• Work required: Lay out the entries from the first line through the line containing "- plus-icon[interactable]: [1101, 320, 1123, 342]" as a Markdown table with the columns Row and Text. Number each row and leave out any blank lines.

• Records for the exercise:
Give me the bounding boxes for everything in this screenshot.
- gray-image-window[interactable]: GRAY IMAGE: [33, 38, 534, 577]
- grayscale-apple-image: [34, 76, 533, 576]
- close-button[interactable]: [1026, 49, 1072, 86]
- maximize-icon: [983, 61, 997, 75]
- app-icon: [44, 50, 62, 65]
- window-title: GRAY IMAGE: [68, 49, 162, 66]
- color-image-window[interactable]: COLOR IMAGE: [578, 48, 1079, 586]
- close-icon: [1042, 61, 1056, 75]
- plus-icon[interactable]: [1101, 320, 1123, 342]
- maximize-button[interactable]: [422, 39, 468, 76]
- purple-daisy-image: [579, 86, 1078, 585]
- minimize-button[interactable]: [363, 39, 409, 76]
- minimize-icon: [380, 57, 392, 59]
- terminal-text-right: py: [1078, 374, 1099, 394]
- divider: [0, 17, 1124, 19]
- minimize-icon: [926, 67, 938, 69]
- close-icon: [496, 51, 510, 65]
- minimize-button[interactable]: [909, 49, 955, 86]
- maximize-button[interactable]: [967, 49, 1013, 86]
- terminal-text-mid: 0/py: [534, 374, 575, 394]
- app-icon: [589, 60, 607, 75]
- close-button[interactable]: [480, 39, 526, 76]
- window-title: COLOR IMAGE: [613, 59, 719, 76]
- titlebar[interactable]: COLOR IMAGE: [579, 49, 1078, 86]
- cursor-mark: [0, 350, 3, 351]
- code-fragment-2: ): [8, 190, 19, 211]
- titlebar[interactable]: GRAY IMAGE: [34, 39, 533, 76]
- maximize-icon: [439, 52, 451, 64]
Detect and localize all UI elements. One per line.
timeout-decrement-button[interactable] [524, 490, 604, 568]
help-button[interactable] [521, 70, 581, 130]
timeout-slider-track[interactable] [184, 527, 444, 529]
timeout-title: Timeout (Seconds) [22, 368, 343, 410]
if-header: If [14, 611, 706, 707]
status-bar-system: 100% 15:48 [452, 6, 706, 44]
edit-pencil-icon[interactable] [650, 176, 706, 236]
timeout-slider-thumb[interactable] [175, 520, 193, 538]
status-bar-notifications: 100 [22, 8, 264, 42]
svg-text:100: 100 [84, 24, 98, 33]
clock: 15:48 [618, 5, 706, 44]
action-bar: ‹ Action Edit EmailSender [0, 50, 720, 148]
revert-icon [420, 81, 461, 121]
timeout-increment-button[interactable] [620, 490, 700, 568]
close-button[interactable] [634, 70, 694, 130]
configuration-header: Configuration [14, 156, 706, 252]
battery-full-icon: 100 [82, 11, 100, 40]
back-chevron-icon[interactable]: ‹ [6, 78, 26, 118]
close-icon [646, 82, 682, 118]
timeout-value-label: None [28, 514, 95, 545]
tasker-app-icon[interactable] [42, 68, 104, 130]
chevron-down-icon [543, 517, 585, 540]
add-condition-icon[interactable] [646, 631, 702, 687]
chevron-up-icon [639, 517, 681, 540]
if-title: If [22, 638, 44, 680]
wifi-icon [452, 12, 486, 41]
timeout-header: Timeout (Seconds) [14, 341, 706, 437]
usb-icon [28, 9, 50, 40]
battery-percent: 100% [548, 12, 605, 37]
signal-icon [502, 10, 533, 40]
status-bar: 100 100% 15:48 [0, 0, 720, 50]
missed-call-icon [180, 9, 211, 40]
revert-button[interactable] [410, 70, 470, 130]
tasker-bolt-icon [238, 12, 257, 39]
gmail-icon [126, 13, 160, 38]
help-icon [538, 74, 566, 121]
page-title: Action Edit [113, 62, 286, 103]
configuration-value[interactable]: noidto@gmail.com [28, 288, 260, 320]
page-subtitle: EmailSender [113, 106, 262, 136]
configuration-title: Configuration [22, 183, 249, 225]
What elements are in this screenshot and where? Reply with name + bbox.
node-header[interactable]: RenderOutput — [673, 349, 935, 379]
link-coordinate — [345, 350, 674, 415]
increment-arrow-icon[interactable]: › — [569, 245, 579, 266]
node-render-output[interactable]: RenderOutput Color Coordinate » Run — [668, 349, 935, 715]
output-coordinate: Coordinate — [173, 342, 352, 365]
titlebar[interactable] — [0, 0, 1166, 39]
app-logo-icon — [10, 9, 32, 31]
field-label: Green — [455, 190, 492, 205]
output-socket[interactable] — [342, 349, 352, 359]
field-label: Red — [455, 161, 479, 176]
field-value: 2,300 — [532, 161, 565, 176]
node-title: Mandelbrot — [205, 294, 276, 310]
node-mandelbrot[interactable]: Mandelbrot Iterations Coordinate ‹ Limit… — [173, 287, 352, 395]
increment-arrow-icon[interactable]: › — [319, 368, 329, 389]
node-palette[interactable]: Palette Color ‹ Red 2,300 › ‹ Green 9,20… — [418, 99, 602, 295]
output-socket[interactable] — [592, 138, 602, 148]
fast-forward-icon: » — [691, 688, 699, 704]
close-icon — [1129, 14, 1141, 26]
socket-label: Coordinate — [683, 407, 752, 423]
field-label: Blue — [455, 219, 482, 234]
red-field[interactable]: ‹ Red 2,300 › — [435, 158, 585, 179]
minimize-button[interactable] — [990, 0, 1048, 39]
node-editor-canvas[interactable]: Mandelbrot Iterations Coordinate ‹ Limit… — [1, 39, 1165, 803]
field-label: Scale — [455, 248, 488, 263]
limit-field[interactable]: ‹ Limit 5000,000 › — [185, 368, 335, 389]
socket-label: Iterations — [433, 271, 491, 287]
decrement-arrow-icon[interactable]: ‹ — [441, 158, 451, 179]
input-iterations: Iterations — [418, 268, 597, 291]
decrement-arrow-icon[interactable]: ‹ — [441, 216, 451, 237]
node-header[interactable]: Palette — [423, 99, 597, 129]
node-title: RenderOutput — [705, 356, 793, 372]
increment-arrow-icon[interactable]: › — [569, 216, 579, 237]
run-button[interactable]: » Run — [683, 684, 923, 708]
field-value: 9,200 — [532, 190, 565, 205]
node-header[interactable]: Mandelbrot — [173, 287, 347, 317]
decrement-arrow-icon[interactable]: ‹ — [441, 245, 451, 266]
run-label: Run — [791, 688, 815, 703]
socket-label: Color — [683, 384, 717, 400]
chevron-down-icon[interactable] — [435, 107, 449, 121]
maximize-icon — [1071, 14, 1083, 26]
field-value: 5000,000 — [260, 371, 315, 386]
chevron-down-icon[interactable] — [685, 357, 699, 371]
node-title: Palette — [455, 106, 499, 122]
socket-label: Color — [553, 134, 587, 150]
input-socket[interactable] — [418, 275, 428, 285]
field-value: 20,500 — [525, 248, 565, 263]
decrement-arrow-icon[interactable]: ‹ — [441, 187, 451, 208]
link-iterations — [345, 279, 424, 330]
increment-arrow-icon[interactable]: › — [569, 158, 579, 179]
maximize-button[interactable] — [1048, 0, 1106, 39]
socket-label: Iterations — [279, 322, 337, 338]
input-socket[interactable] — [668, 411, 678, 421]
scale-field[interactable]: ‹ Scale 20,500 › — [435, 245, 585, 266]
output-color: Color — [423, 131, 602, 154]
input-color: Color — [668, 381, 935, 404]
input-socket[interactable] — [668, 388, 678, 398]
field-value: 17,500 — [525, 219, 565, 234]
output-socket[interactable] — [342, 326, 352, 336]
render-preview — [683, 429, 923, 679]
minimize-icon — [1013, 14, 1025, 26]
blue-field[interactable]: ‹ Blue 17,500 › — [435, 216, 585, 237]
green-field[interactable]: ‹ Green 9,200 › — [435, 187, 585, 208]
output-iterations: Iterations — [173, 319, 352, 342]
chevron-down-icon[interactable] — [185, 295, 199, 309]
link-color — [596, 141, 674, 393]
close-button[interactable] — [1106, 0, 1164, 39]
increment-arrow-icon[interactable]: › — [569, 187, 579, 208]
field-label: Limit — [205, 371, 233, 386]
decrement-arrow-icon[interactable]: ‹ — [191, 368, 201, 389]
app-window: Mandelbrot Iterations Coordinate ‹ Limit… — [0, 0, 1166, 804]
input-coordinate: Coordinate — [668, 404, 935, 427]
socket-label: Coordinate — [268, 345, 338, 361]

• Response to the task:
| Row | Text |
|---|---|
| 1 | Give me the bounding boxes for everything in this screenshot. |
| 2 | - gray-image-window[interactable]: GRAY IMAGE: [33, 38, 534, 577] |
| 3 | - grayscale-apple-image: [34, 76, 533, 576] |
| 4 | - close-button[interactable]: [1026, 49, 1072, 86] |
| 5 | - maximize-icon: [983, 61, 997, 75] |
| 6 | - app-icon: [44, 50, 62, 65] |
| 7 | - window-title: GRAY IMAGE: [68, 49, 162, 66] |
| 8 | - color-image-window[interactable]: COLOR IMAGE: [578, 48, 1079, 586] |
| 9 | - close-icon: [1042, 61, 1056, 75] |
| 10 | - plus-icon[interactable]: [1101, 320, 1123, 342] |